## Cosa si richiede
Nel testo sull'emergenza caldo in Toscana, perché le nuove linee guida regionali prevedono il rafforzamento del Servizio di continuità assistenziale e l'attivazione delle Unità di Continuità Assistenziale (UCA)? Rispondi in una o due frasi.

## Testo di partenza
◇ ◇ ◇ ◇

In ottemperanza alla Circolare del Ministero della Salute prot. 0005234 del 25/06/2026, la Regione Toscana fornisce specifiche indicazioni per rafforzare la risposta all'emergenza caldo e ridurre gli accessi inappropriati in Pronto Soccorso, riassumendo di seguito le raccomandazioni necessarie per prevenire gli effetti delle ondate di calore, per le quali si rimanda comunque al testo integrale della norma:
- al fine di tutelare la popolazione, anche l'Azienda Usl Toscana Centro si impegna nella promozione delle attività di informazione e comunicazione sui rischi per la salute connessi alle ondate di calore, in particolare della campagna di comunicazione “Proteggiamoci dal caldo” predisposta dal Ministero della salute e dalle competenti autorità regionali, dandone la massima diffusione possibile sul territorio (vedi il tema "Ondate di calore" pubblicato dal Ministero della Salute);
- le nuove linee guida regionali prevedono il potenziamento del network territoriale per la gestione delle emergenze sul territorio attraverso i Distretti e le Case della Comunità , in sinergia con i Medici di Medicina Generale (MMG) e la Medicina del Lavoro a supporto della sorveglianza attiva della popolazione vulnerabile e del monitoraggio dei rischi nei contesti di vita e di lavoro, unitamente al rafforzamento del Servizio di continuità assistenziale (ex Guardia medica) e all’attivazione delle Unità di Continuità Assistenziale (UCA), come previsto dal D.M. 77/2022, per favorire l’assistenza domiciliare ed evitare l’accesso inappropriato in Pronto Soccorso; l'obiettivo principale è infatti quello di garantire una presa in carico tempestiva e vicina al cittadino durante i mesi più critici dell'anno;
- per far fronte all'aumento delle temperature, durante l’emergenza, si raccomanda che i Pronto Soccorso garantiscano, attraverso un triage dedicato, un trattamento tempestivo per malori da afa, disidratazione e colpi di calore, evitando ricoveri inappropriati, al fine di tutelare le fasce vulnerabili (anziani, bambini, pazienti cronici e con fragilità sociali). Si raccomanda inoltre il monitoraggio nei Pronto Soccorso dei casi di colpo di calore o colpo di sole.

◇ ◇ ◇ ◇

## Dati registrati

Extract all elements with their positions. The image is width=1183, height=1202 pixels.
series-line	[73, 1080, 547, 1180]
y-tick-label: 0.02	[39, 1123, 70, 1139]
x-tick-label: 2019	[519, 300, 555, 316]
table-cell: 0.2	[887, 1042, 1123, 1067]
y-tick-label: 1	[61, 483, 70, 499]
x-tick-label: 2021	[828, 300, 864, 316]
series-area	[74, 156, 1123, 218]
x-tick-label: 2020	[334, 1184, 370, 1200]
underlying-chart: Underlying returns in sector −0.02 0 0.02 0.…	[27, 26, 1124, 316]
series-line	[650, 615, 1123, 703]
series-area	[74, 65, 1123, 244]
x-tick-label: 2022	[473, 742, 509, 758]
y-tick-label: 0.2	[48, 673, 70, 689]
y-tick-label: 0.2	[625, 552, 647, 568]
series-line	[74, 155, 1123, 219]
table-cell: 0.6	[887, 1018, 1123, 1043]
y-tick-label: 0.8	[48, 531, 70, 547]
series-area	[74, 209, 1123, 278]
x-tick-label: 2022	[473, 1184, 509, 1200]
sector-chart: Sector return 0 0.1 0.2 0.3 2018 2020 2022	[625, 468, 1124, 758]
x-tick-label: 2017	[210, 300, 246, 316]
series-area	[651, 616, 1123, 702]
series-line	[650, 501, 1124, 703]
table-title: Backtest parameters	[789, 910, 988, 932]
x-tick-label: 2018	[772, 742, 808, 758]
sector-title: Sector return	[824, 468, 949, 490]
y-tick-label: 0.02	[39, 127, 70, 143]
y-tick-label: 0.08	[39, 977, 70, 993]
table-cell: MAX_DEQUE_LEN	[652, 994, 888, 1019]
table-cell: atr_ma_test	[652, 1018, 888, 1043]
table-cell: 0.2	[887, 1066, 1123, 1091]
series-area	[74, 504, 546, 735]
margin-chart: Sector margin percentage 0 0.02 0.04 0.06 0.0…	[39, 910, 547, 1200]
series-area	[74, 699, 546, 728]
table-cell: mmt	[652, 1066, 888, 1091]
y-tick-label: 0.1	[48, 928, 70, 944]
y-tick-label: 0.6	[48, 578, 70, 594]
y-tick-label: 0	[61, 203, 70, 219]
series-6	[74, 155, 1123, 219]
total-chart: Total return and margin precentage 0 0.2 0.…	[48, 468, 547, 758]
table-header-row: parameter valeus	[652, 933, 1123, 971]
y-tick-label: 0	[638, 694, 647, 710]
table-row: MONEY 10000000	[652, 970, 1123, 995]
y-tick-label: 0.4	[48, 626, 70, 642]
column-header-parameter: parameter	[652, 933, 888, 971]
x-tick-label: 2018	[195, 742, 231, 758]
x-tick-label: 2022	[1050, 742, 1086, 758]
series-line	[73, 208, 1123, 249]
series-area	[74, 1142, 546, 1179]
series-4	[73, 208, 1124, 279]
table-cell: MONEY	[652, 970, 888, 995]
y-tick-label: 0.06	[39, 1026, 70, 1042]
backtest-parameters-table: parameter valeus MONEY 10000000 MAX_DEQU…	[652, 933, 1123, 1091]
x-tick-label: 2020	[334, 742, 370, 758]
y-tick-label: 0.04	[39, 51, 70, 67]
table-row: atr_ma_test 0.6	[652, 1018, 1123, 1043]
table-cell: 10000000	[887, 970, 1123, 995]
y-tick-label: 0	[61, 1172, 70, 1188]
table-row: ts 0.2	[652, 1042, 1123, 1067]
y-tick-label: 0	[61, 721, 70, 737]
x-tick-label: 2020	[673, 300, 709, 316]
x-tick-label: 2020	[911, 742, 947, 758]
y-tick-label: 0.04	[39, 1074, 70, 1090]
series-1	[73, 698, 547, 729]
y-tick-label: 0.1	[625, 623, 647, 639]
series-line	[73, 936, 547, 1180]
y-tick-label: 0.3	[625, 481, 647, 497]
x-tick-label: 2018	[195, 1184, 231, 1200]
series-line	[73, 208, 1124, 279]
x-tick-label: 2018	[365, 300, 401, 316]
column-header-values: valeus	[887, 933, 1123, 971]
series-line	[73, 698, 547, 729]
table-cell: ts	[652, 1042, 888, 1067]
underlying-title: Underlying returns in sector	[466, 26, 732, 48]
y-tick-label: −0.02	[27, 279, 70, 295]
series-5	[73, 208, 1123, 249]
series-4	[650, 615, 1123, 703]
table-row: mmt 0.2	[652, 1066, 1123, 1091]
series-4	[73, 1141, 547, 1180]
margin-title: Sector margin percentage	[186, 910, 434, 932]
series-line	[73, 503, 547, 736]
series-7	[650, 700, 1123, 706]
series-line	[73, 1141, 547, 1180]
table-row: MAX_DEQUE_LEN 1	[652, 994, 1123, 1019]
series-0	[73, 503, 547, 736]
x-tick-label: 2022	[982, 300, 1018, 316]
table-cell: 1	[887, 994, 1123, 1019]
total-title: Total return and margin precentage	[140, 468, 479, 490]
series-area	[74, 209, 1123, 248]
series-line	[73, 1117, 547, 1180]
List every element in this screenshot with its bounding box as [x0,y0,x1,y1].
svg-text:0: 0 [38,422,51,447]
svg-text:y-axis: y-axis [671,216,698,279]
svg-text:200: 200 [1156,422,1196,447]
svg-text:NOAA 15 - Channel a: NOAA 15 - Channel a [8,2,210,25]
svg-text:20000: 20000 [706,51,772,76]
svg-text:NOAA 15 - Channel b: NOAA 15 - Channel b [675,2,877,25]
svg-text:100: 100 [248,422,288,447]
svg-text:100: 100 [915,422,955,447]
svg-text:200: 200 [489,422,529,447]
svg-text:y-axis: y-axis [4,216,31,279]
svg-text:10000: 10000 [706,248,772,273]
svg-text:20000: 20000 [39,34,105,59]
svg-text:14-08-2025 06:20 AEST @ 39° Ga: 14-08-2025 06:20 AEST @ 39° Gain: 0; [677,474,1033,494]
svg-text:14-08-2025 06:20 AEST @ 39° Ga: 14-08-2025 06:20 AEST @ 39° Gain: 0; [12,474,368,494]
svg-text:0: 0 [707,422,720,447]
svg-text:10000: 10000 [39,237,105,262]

◇ ◇ ◇ ◇

## Svolgimento
Servono a favorire l'assistenza domiciliare e a evitare l'accesso inappropriato in Pronto Soccorso. L'obiettivo principale è garantire una presa in carico tempestiva e vicina al cittadino durante i mesi più critici dell'anno.